| Source material |
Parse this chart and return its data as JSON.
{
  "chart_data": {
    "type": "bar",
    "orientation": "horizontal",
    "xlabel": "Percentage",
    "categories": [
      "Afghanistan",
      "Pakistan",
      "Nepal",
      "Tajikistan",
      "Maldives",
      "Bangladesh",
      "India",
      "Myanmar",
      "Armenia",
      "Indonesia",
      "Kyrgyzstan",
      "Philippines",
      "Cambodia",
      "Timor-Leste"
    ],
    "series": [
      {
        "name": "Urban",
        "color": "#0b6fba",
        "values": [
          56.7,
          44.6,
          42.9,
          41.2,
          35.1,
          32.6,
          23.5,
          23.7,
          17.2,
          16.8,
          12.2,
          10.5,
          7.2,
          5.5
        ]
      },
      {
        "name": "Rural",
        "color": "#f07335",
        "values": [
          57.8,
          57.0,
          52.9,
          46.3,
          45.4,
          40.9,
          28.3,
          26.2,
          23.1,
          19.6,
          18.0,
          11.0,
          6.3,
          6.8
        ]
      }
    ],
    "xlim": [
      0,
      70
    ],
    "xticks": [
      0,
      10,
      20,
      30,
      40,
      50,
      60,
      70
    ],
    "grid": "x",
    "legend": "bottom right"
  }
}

---

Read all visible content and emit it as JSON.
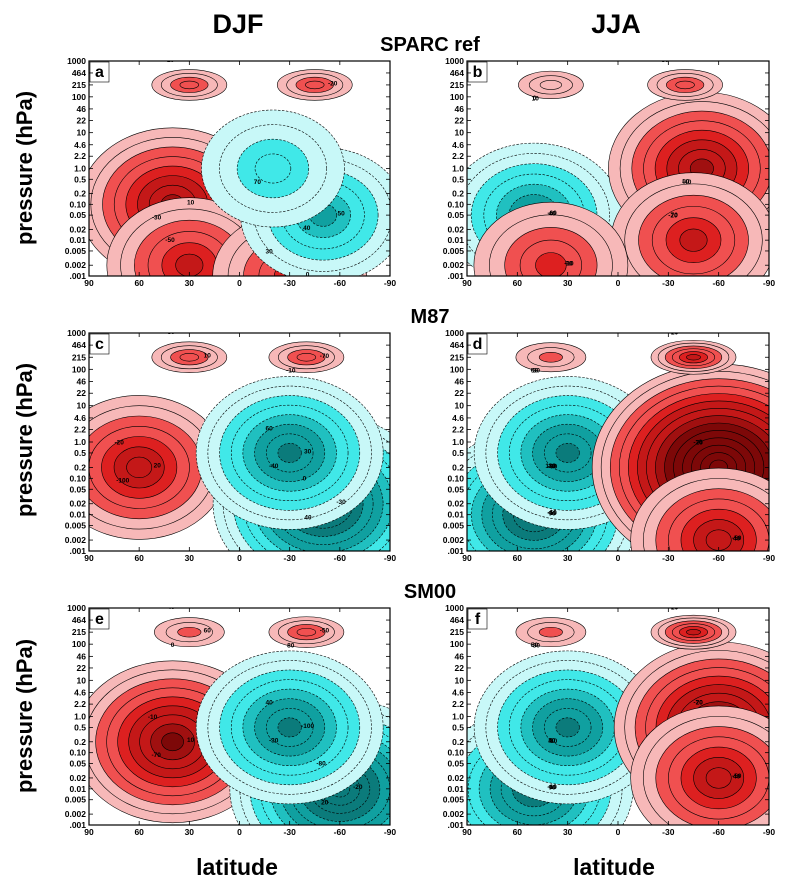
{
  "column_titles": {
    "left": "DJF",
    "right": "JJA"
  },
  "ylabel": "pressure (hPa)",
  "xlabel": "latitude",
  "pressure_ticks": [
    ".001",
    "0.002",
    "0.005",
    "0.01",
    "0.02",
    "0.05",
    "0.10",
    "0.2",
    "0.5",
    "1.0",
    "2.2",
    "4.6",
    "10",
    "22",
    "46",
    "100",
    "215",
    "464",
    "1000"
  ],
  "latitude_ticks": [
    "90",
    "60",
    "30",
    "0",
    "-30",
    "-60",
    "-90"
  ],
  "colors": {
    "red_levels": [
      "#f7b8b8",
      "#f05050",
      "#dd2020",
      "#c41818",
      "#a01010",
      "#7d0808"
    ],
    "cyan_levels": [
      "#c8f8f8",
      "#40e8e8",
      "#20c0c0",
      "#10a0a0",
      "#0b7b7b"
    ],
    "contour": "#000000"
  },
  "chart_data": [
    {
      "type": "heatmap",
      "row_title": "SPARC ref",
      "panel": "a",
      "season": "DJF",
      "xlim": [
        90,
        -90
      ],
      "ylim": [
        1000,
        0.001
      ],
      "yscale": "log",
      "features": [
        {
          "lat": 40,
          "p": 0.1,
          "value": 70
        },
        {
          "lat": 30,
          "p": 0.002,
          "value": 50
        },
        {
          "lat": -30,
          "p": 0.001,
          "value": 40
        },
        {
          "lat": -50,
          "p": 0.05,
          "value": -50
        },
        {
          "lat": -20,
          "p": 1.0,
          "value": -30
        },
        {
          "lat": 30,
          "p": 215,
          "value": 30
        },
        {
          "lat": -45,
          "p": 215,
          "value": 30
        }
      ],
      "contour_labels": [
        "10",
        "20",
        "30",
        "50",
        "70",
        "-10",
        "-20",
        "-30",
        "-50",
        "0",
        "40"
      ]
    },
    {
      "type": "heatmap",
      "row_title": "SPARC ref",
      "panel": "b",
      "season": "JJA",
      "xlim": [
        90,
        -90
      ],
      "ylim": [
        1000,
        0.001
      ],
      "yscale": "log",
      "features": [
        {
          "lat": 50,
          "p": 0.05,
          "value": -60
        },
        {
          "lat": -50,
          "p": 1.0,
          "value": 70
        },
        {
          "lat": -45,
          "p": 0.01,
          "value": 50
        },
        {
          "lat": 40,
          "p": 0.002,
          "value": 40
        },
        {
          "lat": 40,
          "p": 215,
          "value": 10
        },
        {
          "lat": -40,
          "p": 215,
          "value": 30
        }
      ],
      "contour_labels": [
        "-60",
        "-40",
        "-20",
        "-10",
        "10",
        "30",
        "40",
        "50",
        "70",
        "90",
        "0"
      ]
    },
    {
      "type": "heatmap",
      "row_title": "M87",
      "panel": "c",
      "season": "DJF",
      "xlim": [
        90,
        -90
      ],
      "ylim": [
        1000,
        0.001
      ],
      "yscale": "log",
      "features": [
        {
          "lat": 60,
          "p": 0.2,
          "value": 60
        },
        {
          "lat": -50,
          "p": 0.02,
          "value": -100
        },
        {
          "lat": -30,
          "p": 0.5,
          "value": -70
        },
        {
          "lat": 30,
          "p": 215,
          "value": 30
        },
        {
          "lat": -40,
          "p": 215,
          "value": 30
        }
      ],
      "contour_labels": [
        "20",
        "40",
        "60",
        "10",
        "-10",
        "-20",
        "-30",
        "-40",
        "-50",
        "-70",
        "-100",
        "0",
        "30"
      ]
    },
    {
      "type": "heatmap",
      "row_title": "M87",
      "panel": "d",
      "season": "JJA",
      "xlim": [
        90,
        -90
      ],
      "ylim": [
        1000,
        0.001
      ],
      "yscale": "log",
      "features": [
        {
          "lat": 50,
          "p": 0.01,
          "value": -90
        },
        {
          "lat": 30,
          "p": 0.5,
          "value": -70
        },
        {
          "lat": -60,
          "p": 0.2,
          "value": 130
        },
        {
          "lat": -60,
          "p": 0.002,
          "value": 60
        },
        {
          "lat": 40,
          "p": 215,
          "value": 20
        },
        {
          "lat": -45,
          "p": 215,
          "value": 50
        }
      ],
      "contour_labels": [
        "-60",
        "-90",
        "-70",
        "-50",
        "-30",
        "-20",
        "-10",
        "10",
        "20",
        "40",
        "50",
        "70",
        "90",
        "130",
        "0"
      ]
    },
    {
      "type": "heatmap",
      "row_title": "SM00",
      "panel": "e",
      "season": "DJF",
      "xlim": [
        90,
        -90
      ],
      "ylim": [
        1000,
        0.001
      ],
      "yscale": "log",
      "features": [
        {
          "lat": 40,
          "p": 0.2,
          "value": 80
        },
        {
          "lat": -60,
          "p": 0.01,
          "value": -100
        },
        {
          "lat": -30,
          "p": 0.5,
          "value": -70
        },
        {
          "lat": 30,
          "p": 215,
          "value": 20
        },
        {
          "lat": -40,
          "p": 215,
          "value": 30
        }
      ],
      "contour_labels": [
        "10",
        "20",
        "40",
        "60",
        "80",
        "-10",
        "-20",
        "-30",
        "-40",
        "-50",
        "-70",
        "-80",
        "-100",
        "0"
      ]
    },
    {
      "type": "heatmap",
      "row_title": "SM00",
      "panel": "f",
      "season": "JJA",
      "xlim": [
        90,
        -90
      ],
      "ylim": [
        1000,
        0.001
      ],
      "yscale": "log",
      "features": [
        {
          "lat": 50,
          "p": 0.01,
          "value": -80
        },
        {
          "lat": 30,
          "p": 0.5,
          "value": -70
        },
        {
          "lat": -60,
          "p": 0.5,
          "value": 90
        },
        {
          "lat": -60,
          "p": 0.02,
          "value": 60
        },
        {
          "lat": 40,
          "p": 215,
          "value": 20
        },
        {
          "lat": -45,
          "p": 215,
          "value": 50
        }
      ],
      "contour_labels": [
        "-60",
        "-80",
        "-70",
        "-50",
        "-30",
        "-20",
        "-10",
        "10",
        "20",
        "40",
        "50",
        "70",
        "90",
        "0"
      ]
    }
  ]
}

* * *

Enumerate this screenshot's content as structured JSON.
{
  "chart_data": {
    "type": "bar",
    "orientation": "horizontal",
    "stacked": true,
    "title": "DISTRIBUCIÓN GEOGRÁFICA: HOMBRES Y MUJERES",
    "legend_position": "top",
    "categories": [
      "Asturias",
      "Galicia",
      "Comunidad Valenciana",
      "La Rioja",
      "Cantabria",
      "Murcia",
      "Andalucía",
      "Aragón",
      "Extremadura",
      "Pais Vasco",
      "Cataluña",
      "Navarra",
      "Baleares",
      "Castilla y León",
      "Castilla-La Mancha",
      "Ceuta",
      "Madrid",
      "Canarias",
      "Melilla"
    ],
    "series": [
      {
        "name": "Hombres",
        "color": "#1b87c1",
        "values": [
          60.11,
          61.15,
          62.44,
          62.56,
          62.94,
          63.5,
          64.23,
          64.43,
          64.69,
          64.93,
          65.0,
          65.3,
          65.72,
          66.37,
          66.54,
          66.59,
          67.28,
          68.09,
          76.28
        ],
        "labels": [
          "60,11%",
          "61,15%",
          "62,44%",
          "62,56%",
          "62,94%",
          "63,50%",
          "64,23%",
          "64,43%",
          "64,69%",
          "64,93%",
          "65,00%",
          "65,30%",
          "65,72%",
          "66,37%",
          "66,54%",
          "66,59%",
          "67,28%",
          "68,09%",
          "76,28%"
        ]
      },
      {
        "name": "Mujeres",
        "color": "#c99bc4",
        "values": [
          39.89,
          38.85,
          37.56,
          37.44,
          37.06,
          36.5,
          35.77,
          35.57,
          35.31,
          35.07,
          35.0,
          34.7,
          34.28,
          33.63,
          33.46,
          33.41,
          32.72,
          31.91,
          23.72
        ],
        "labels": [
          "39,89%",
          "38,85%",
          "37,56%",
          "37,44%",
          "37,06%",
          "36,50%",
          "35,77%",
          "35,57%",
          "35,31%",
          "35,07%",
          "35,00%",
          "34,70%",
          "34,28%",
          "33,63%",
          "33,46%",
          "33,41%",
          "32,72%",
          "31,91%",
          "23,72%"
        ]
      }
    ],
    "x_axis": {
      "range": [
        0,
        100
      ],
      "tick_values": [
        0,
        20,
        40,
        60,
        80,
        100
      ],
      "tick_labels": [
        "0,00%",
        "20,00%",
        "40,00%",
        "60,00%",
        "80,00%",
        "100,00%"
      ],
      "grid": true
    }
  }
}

| Set task |
Above are several records. Count the lines among them that contain "this" and give only the total.

| Answer for the task |
2